▶ [TEXT EXCERPT]:
It is in the interest of the public that there be a definite end to the possibility of future litigation resulting from past actions. It is a permissible constitutional legislative function to balance the possibility of outlawing legitimate claims against the public need that at some definite time there be an end to potential litigation.
In Josephs, the Oregon Supreme Court applied a statute of ultimate repose retroactively even in the absence of clear legislative direction to do so. There, the court held that O.R.S. § 12.115(1) barred the plaintiffs' claims. That statute provided: "In no event shall any action for negligent injury to person or property of another be commenced more than 10 years from the date of the act or omission complained of." Id. The alleged injury in Josephs was the collapse of a roof in 1969. The roof had been designed and constructed by the defendants in 1951. The statute of ultimate repose (O.R.S. § 12.115(1)) was enacted in 1967 and was held to cut off the plaintiffs' claim. See also Philpott v. A.H. Robins Co., Inc., 710 F.2d 1422, 1425 (9th Cir. 1983) (O.R.S. § 30.905, eight-year statute of ultimate repose for products liability, adopted in 1977, bars claim arising from plaintiff's use of a Dalkon Shield product in 1972); Mt. Hood Radio Television Broadcasting Corp. v. Dresser Indus., Inc., 270 Or. 690, 530 P.2d 72, 73 (1974) (O.R.S. § 12.115(1), adopted in 1967, bars products liability action against defendants who in 1954 built a television tower that fell in 1971).
We conclude that the Oregon legislature intended O.R.S. § 12.135(1), the contractors' statute of ultimate repose, to apply retroactively. A holding that the statute, which was enacted in 1971, does not apply retroactively would expose contractors to suit in 1993 on projects completed in 1970 and before, while shielding them from suit on projects completed in 1982. The legislature could not have intended such an bizarre result.
We conclude that the district court properly granted summary judgment in favor of the installer defendants, ACandS and Bartells.
A. Procedural History
The School District also sued numerous manufacturers whose asbestos-containing products may have been installed in its school buildings. No statute of ultimate repose protects these defendants from suit.
In January 1991, most of the manufacturer defendants moved for summary judgment or partial summary judgment. In this "first round" of motions, the manufacturers contended that the School District had no evidence to establish that particular asbestos-containing products of particular manufacturers were in particular school buildings. For example, Owens-Corning Fiberglass ("OCF") contended that no evidence established that any OCF asbestos products were installed in the Whitaker school, nor in five other schools. Of the first round motions granted in favor of the manufacturers, the School District appeals six.

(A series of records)
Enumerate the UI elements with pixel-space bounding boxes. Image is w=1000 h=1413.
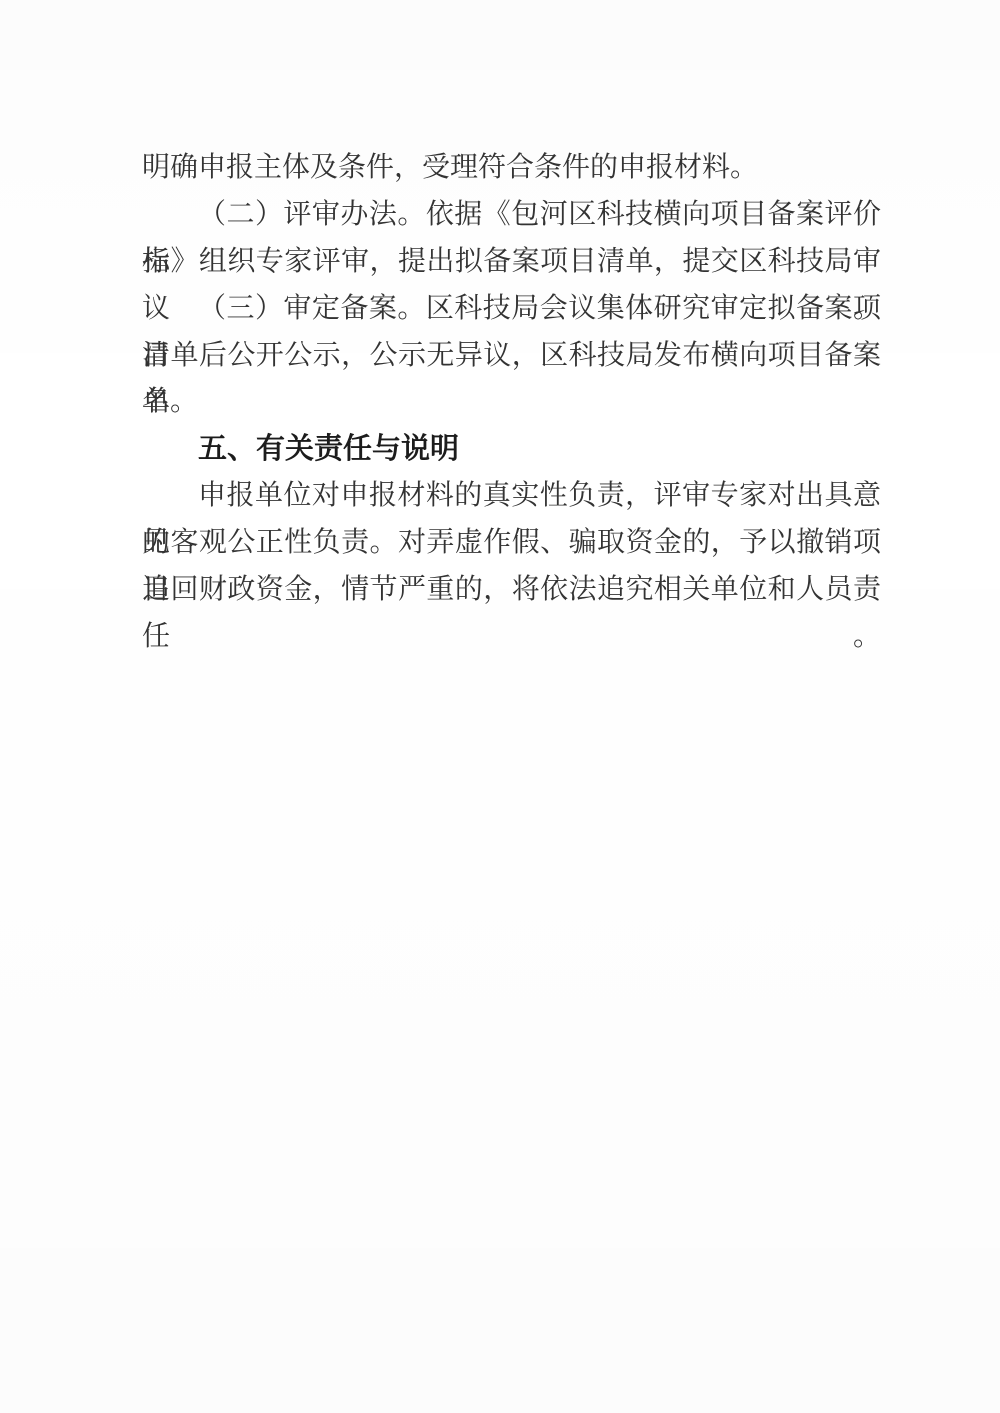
text-line: 申报单位对申报材料的真实性负责，评审专家对出具意见 (142, 473, 881, 520)
document-text-block: 明确申报主体及条件，受理符合条件的申报材料。（二）评审办法。依据《包河区科技横向… (142, 145, 881, 614)
text-line: 标》组织专家评审，提出拟备案项目清单，提交区科技局审议。 (142, 239, 881, 286)
text-line: 清单后公开公示，公示无异议，区科技局发布横向项目备案名 (142, 333, 881, 380)
text-line: 明确申报主体及条件，受理符合条件的申报材料。 (142, 145, 881, 192)
text-line: 追回财政资金，情节严重的，将依法追究相关单位和人员责任。 (142, 567, 881, 614)
text-line: 单。 (142, 379, 881, 426)
text-line: （三）审定备案。区科技局会议集体研究审定拟备案项目 (142, 286, 881, 333)
document-page: 明确申报主体及条件，受理符合条件的申报材料。（二）评审办法。依据《包河区科技横向… (0, 0, 1000, 1413)
text-line: 的客观公正性负责。对弄虚作假、骗取资金的，予以撤销项目 (142, 520, 881, 567)
text-line: （二）评审办法。依据《包河区科技横向项目备案评价指 (142, 192, 881, 239)
section-heading: 五、有关责任与说明 (142, 426, 881, 473)
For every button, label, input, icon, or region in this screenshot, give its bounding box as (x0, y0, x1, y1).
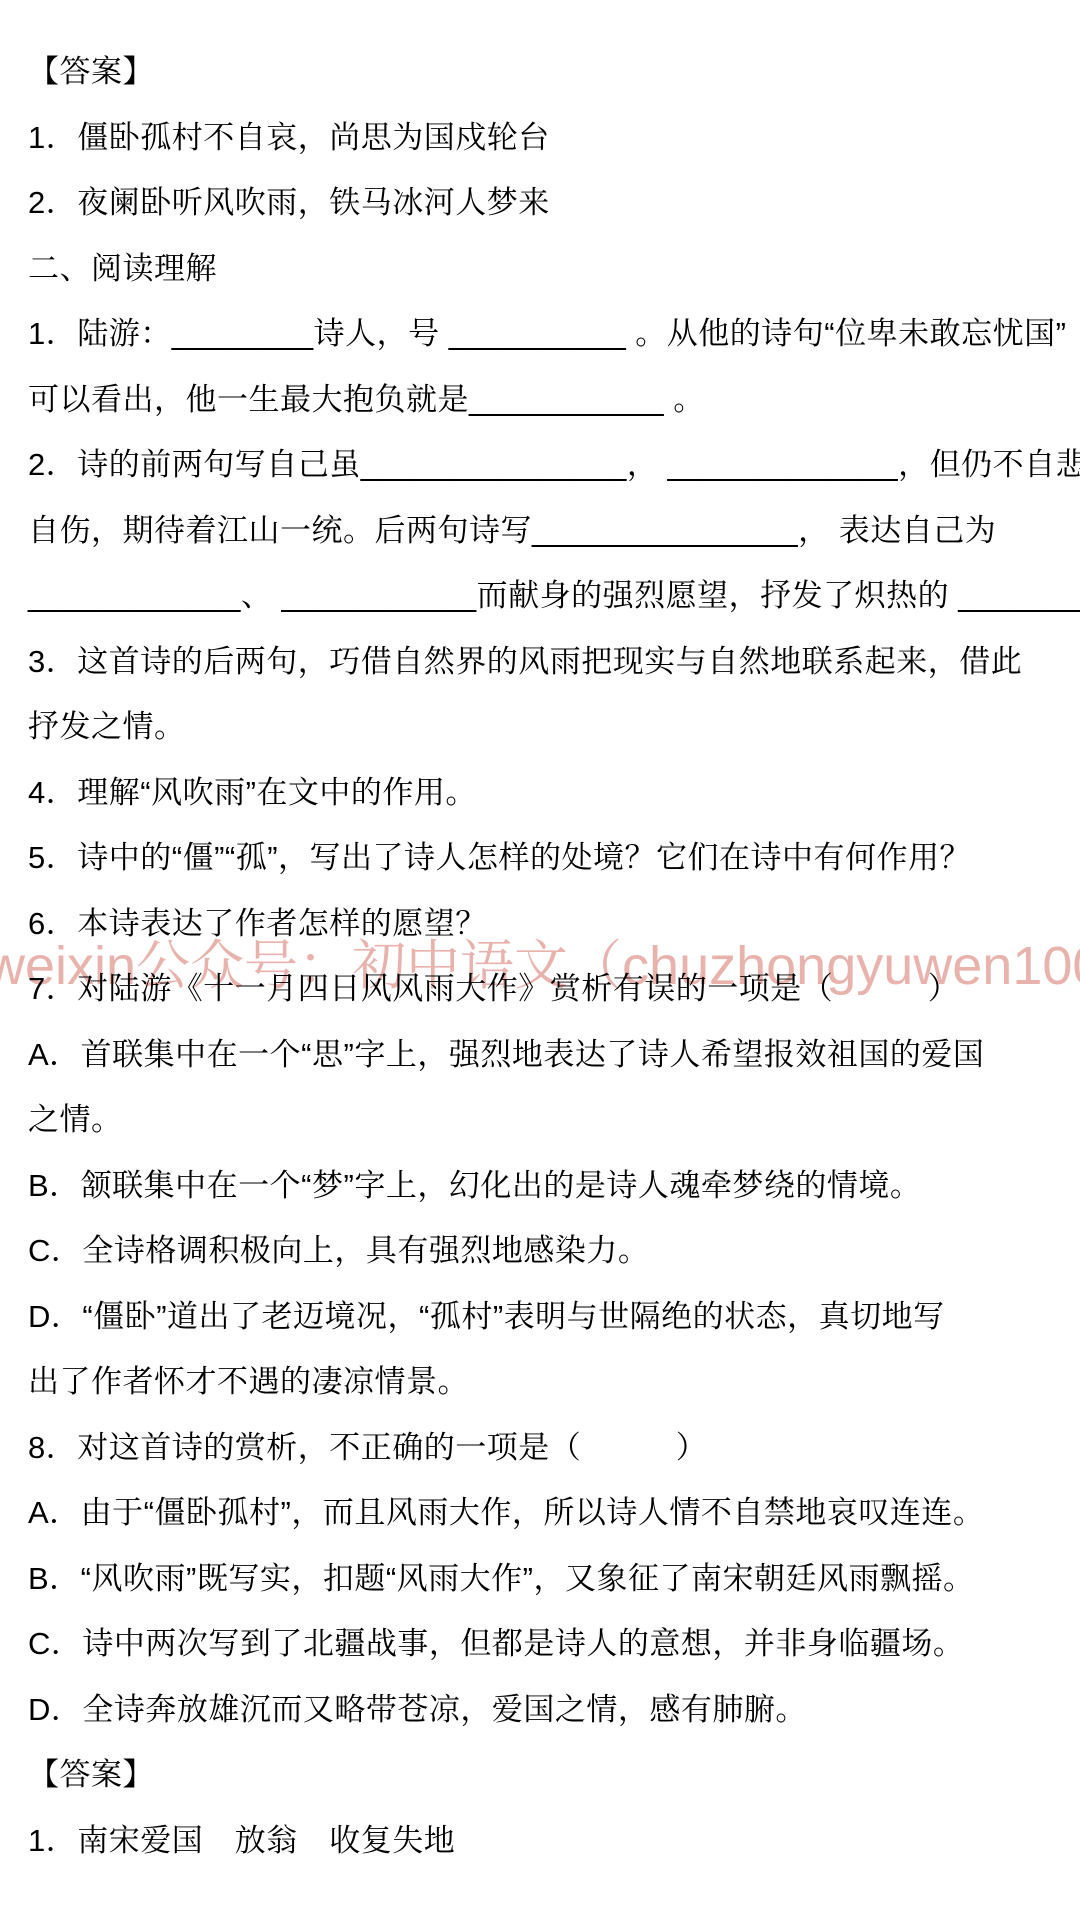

▶ [WHAT TO PRODUCE]: In the text excerpt above, why does the court conclude that the Oregon legislature intended O.R.S. § 12.135(1) to apply retroactively?

▶ [RESPONSE TO THIS TASK]: If the statute, enacted in 1971, did not apply retroactively, contractors could be sued in 1993 on projects completed in 1970 and before while being shielded from suit on projects completed in 1982. The court holds that the legislature could not have intended such a bizarre result.